__EXERCISE INSTRUCTIONS__.
(1) Can you quote the patent passage starting with "[0069] The switch" and going on through "removed, or rearranged."?
(2) Answer these questions about the patent passage:
(a) At which stage does the switch 12 monitor operation of the servers 18?
(b) Through what does the user enter a mapping of programs to servers 18?
(c) What example does the passage give of the averages of processor loads that the switch 12 determines?

__DOCUMENT TEXT__.
■ ■ ■ ■ ■ ■ ■


[0069] The switch 12 is also configured to analyze a solution entered by the user. The user can enter, through the interface 33, a mapping of programs to servers 18. The switch 12 can analyze the entered mapping and provide indicia of the expected operational parameters, e.g., load variance, of such a mapping as well as the impact of implementing the mapping, e.g., relocation cost.

[0070] In operation, referring to FIG. 6, with further reference to FIGS. 2-5, a process 60 for determining and implementing a new mapping of databases to database servers using the system 10 includes the stages shown. The process 60, however, is exemplary only and not limiting. The process 60 can be altered, e.g., by having stages added, removed, or rearranged.

[0071] At stage 62, the switch 12 monitors operation of the servers 18. Under control of the program 31, the processor 30 measures desired metrics indicative of resource usage by the servers 18, e.g., the load of the processors 26, by monitoring and/or receiving metrics of/from the servers 18. The switch 12 determines averages, e.g., hourly, of the processor loads and also monitors the impact of each of the programs in the servers 18, e.g., upon the respective processors 26.

[0072] At stage 64, the switch 12 receives a request from the user through the interface 33 to determine a mapping of programs to the servers 18. The switch 12 also receives indicia from the user of any constraints, goals, and weights for determining possible solutions of programs and servers. For example, the constraints may include that certain programs be matched or not be matched with certain servers 18, what is the limit L of program-available processor load, what the maximum and/or desired maximum number of relocations is, what the maximum and/or desired maximum cost of relocation is, etc. The user may supply weight factors for constraints/goals for the switch 12 to use in evaluating which solution is better. These weights may modify pre-programmed weights.

[0073] At stage 66, the switch 12 evaluates possible solutions in accordance with performance characteristics constraints and goals of the solutions. The switch 12 can evaluate any solution requested by the user. The switch 12 also preferably searches the solution space (e.g., tries different mappings of programs and servers 18) and evaluates the expected performance of each mapping based upon the monitored historical data. The various solutions' performances are compared with constraints upon the performances that must be met and goals that are desired to be met. The switch 12 applies any appropriate weights to constraints and/or goals.

[0074] At stage 68, the switch 12 suggests one or more solutions. With the constraints and goals (if any) accounted for, the switch 12 provides one or more solutions associating programs to the servers 18 to the user through the user interface 33. The switch 12 preferably provides multiple solutions in order of desirability in accordance with whether and how well each solution meets any applicable performance characteristic constraints and/or goals, in view of associated weights. A selected one of the solutions can be implemented by reassigning the programs to the indicated servers 18. This involves moving the programs from the servers 18 that they are currently assigned to, to the servers 18 indicated by the selected solution, assuming the suggested server is different from the program's current server. Preferably, the reassignments are performed at a time that will least impact performance of the system 10, e.g., service to users of the services provided by the programs run by the servers 18.

[0075] Other embodiments are within the scope and spirit of the appended claims. For example, due to the nature of software, functions described above can be implemented using software, hardware, firmware, hardwiring, or combinations of any of these. Features implementing functions may also be physically located at various positions, including being distributed such that portions of functions are implemented at different physical locations.

■ ■ ■ ■ ■ ■ ■

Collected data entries
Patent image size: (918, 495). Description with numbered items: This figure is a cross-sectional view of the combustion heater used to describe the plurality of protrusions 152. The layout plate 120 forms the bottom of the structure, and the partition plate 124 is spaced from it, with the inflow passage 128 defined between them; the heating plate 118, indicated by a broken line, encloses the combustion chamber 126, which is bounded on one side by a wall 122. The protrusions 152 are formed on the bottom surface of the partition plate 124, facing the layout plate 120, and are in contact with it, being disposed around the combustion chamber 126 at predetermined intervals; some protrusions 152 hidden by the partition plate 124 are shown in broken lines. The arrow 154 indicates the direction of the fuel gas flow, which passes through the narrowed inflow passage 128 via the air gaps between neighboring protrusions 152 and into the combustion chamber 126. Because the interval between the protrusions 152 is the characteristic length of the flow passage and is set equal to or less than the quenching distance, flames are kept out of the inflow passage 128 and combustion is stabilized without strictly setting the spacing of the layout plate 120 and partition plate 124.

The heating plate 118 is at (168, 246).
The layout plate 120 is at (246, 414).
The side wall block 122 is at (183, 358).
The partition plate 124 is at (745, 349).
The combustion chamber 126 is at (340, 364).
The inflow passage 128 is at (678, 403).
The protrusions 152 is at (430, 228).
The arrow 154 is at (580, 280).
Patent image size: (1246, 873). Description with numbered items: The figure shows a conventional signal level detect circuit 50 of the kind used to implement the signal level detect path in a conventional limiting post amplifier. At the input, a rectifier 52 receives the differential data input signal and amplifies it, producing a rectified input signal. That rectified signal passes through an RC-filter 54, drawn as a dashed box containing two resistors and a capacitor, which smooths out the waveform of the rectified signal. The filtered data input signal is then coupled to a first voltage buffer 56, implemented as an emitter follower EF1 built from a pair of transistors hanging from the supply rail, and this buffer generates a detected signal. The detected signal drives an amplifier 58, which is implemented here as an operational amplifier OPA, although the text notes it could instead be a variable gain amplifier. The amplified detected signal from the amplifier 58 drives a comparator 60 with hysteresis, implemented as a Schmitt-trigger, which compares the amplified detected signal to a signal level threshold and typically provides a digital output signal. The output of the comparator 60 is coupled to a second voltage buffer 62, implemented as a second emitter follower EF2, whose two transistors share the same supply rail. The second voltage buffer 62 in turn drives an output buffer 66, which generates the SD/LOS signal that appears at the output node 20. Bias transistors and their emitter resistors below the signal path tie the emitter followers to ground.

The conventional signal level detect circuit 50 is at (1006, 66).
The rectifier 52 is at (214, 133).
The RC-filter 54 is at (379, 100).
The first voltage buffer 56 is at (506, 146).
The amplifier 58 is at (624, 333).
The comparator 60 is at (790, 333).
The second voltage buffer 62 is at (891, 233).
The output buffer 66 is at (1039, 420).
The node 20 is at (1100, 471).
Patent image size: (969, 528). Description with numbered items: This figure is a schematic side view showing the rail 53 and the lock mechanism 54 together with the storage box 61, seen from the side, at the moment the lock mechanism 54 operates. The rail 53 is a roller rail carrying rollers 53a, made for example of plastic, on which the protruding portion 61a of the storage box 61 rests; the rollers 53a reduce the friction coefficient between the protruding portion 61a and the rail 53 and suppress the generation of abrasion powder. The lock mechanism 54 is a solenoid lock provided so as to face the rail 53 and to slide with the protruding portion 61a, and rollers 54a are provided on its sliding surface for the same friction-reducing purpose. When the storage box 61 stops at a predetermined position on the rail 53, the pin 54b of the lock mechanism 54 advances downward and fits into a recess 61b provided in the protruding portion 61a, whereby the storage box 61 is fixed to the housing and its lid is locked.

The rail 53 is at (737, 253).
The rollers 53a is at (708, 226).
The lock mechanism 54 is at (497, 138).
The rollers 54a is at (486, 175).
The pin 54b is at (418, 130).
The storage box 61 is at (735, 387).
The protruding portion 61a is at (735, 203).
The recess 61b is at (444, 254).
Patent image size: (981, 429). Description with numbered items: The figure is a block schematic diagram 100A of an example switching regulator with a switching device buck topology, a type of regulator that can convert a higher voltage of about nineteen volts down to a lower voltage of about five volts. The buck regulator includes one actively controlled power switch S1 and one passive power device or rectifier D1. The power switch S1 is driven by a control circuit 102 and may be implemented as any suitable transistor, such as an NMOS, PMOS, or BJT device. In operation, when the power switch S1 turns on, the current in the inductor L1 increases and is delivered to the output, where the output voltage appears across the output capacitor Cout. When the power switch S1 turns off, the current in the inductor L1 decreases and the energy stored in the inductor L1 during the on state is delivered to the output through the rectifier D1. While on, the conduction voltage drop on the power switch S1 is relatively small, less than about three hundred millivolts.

■ ■ ■ ■ ■ ■ ■

__RESPONSES PER TASK__.
(1)
[0069] The switch 12 is also configured to analyze a solution entered by the user. The user can enter, through the interface 33, a mapping of programs to servers 18. The switch 12 can analyze the entered mapping and provide indicia of the expected operational parameters, e.g., load variance, of such a mapping as well as the impact of implementing the mapping, e.g., relocation cost.

[0070] In operation, referring to FIG. 6, with further reference to FIGS. 2-5, a process 60 for determining and implementing a new mapping of databases to database servers using the system 10 includes the stages shown. The process 60, however, is exemplary only and not limiting. The process 60 can be altered, e.g., by having stages added, removed, or rearranged.

(2)
(a) Stage 62
(b) The interface 33
(c) Hourly